▸ THE PROBLEM: Give only the number of lines where "случаях" occurs.

==== LISTING

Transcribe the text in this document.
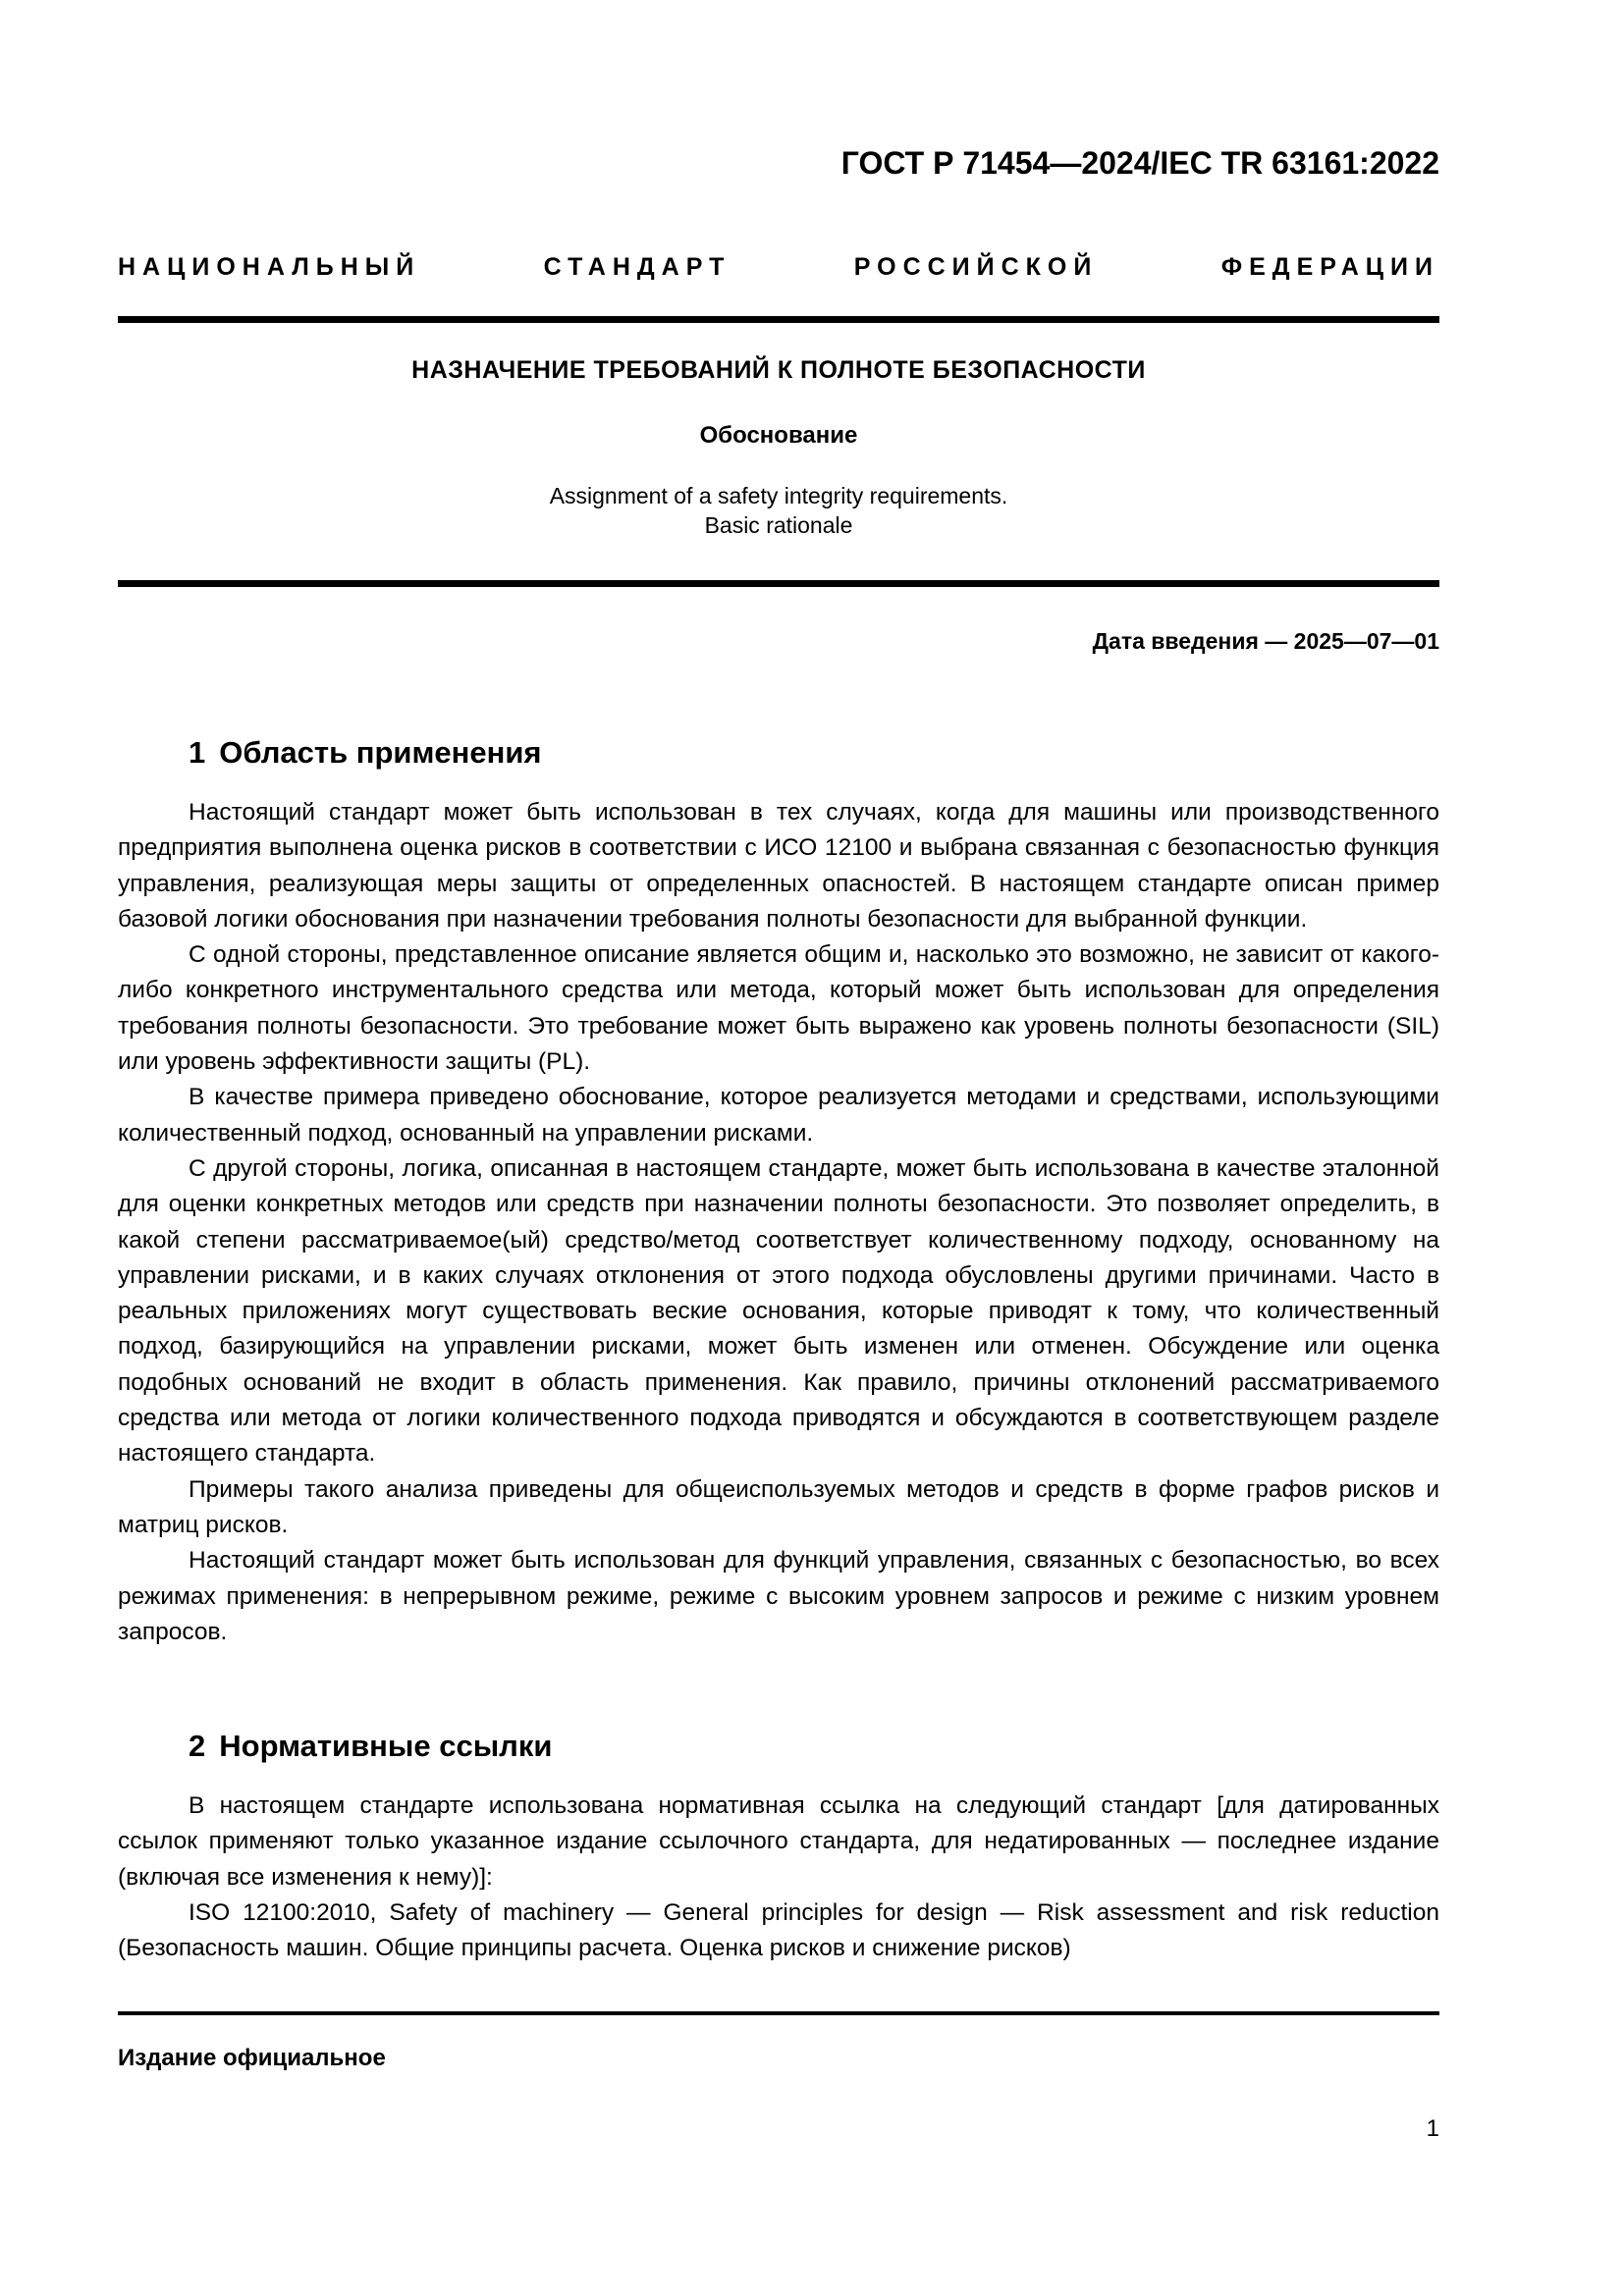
ГОСТ Р 71454—2024/IEC TR 63161:2022
НАЦИОНАЛЬНЫЙ СТАНДАРТ РОССИЙСКОЙ ФЕДЕРАЦИИ
НАЗНАЧЕНИЕ ТРЕБОВАНИЙ К ПОЛНОТЕ БЕЗОПАСНОСТИ
Обоснование
Assignment of a safety integrity requirements.
Basic rationale
Дата введения — 2025—07—01
1 Область применения

Настоящий стандарт может быть использован в тех случаях, когда для машины или производственного предприятия выполнена оценка рисков в соответствии с ИСО 12100 и выбрана связанная с безопасностью функция управления, реализующая меры защиты от определенных опасностей. В настоящем стандарте описан пример базовой логики обоснования при назначении требования полноты безопасности для выбранной функции.

С одной стороны, представленное описание является общим и, насколько это возможно, не зависит от какого-либо конкретного инструментального средства или метода, который может быть использован для определения требования полноты безопасности. Это требование может быть выражено как уровень полноты безопасности (SIL) или уровень эффективности защиты (PL).

В качестве примера приведено обоснование, которое реализуется методами и средствами, использующими количественный подход, основанный на управлении рисками.

С другой стороны, логика, описанная в настоящем стандарте, может быть использована в качестве эталонной для оценки конкретных методов или средств при назначении полноты безопасности. Это позволяет определить, в какой степени рассматриваемое(ый) средство/метод соответствует количественному подходу, основанному на управлении рисками, и в каких случаях отклонения от этого подхода обусловлены другими причинами. Часто в реальных приложениях могут существовать веские основания, которые приводят к тому, что количественный подход, базирующийся на управлении рисками, может быть изменен или отменен. Обсуждение или оценка подобных оснований не входит в область применения. Как правило, причины отклонений рассматриваемого средства или метода от логики количественного подхода приводятся и обсуждаются в соответствующем разделе настоящего стандарта.

Примеры такого анализа приведены для общеиспользуемых методов и средств в форме графов рисков и матриц рисков.

Настоящий стандарт может быть использован для функций управления, связанных с безопасностью, во всех режимах применения: в непрерывном режиме, режиме с высоким уровнем запросов и режиме с низким уровнем запросов.

2 Нормативные ссылки

В настоящем стандарте использована нормативная ссылка на следующий стандарт [для датированных ссылок применяют только указанное издание ссылочного стандарта, для недатированных — последнее издание (включая все изменения к нему)]:

ISO 12100:2010, Safety of machinery — General principles for design — Risk assessment and risk reduction (Безопасность машин. Общие принципы расчета. Оценка рисков и снижение рисков)

Издание официальное
1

========

▸ FULL SOLUTION: 2